### DOCUMENT SEGMENT
--------

This is the simple version.

If you want Core-X or Spacebot to build something from Figma, you do not ask it to “browse Figma” like a normal website. You give it the exact Figma node link for the frame, section, or component you want.

The system then does four things:

  1. reads the design context for that exact node
  2. grabs a screenshot for visual reference
  3. pulls variables/assets if needed
  4. translates the result into your actual project code

What You Need To Paste

Use a Figma link that points to the exact node, not just the top-level file.

Good:

https://www.figma.com/design/FILE_KEY/File-Name?node-id=123-456

Bad:

https://www.figma.com/design/FILE_KEY/File-Name

Why this matters:

  • the node-id tells the MCP server exactly which frame or component to inspect
  • without it, the agent has to guess, and the result gets sloppy fast

What The Figma MCP Actually Does

The normal flow is:

  1. get_design_context
  2. get_screenshot
  3. optional get_metadata if the node is too big
  4. optional asset download if images/SVGs are referenced
  5. implementation into the target codebase

Think of it like this:

  • get_design_context = structure/spec
  • get_screenshot = visual truth
  • get_metadata = map of the file when the selection is too large

What To Ask For

Good requests are concrete.

Example 1: simple component

Implement this button from Figma in the current React app:
https://www.figma.com/design/FILE_KEY/App?node-id=12-44
Match the existing design system where possible.

Example 2: full section

Build this hero section from Figma in the Spacebot interface:
https://www.figma.com/design/FILE_KEY/Studio?node-id=201-99
Keep the layout and hierarchy, but translate styles into existing tokens.

Example 3: explain before building

Explain this Figma node first, then implement it:
https://www.figma.com/design/FILE_KEY/App?node-id=44-10
Tell me the layout structure, typography, spacing, and assets before writing code.

Example 4: extract assets only

Inspect this Figma node and tell me which SVGs/images it uses:
https://www.figma.com/design/FILE_KEY/Icons?node-id=88-321
Do not implement yet.

The agent should follow this order:

  1. fetch design context for the exact node
  2. fetch a screenshot for that node
  3. compare both
  4. implement using the target repo’s conventions
  5. validate the result against the screenshot

This matters because the raw design-context output is usually a representation, not the final code style.

--------

### DATASET CONTENT
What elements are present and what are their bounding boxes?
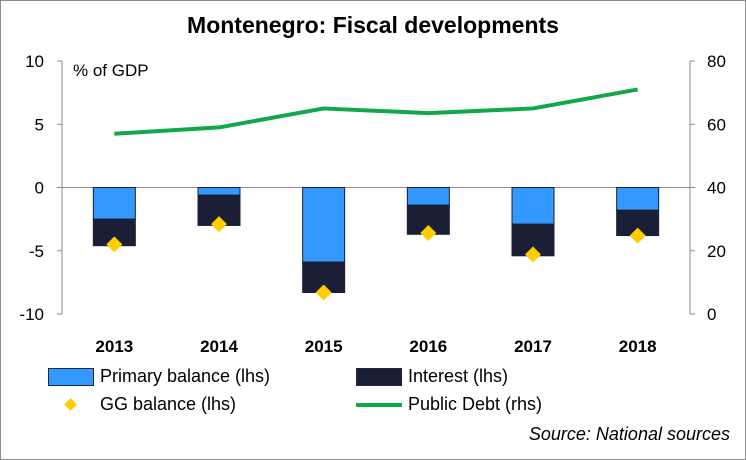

--------

### GIVEN TASK A
Shorten the paragraph in the Figma build guide that begins "If you want Core-X or Spacebot" to a single sentence that keeps its main facts.
### GIVEN TASK B
Pick up the Figma build guide right after its final sentence and carry it forward.

### EXERCISE RESPONSE A
To have Core-X or Spacebot build something from Figma, give it the exact Figma node link for the frame, section, or component you want instead of asking it to browse Figma like a normal website.

### EXERCISE RESPONSE B
What Figma MCP Is Good At

Use it for:

  • components
  • sections
  • full page frames
  • extracting assets already present in the Figma payload
  • matching spacing, hierarchy, and structure
  • translating design into the conventions of an existing repo

What Figma MCP Is Not Good At

Do not expect it to:

  • guess which node you meant from a huge file
  • replace product decisions with design decisions
  • invent missing assets cleanly
  • guarantee perfect code style without repo-specific cleanup
  • understand a design system unless you point it at the real project

The Biggest User Mistake

The most common bad prompt is:

Can you build this from Figma?

with no node link, no target repo, and no scope.

A better version is:

Implement this exact Figma section in /Users/davidcaballero/spacebot/interface:
https://www.figma.com/design/FILE_KEY/Spacebot?node-id=310-55
Use existing components where possible. Do not invent new tokens unless necessary.

If The Node Is Huge

If the selected node is too large, the agent should inspect metadata first and then narrow the target.

Example:

This page is too large. First map the child nodes, then implement only the composer panel:
https://www.figma.com/design/FILE_KEY/App?node-id=0-1

That usually turns into:

  • get_metadata on the page/frame
  • identify the right child node
  • get_design_context on the child node
  • get_screenshot on the child node

How This Fits In Core-X

In practice, Figma is part of a design-to-code workflow:

  • Figma provides the exact visual target
  • MCP fetches structured design context
  • the agent adapts that into the project
  • the repo remains the source of implementation truth

So the rule is simple:

  • Figma tells you what it should look like
  • the repo tells you how it should be built

Quick Prompt Templates

Build component

Implement this Figma component in the current repo:
[Figma link with node-id]
Reuse existing components and tokens where possible.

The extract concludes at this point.